▶

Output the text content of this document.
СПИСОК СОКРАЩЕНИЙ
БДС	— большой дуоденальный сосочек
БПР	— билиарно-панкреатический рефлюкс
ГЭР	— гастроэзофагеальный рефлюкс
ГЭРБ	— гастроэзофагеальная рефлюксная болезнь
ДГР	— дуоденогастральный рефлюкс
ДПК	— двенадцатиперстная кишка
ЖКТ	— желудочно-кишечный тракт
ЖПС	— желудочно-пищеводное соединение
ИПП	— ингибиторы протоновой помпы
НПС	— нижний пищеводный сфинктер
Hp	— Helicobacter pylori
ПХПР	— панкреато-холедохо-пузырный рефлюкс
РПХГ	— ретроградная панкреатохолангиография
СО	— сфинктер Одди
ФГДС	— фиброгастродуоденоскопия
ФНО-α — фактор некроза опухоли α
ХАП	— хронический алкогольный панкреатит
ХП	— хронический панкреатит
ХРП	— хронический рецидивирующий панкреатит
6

◀

-- WHAT IS NEEDED --
Quote all of the entries verbatim.

-- RESULT --
Output the text content of this document.
СПИСОК СОКРАЩЕНИЙ
БДС	— большой дуоденальный сосочек
БПР	— билиарно-панкреатический рефлюкс
ГЭР	— гастроэзофагеальный рефлюкс
ГЭРБ	— гастроэзофагеальная рефлюксная болезнь
ДГР	— дуоденогастральный рефлюкс
ДПК	— двенадцатиперстная кишка
ЖКТ	— желудочно-кишечный тракт
ЖПС	— желудочно-пищеводное соединение
ИПП	— ингибиторы протоновой помпы
НПС	— нижний пищеводный сфинктер
Hp	— Helicobacter pylori
ПХПР	— панкреато-холедохо-пузырный рефлюкс
РПХГ	— ретроградная панкреатохолангиография
СО	— сфинктер Одди
ФГДС	— фиброгастродуоденоскопия
ФНО-α — фактор некроза опухоли α
ХАП	— хронический алкогольный панкреатит
ХП	— хронический панкреатит
ХРП	— хронический рецидивирующий панкреатит
6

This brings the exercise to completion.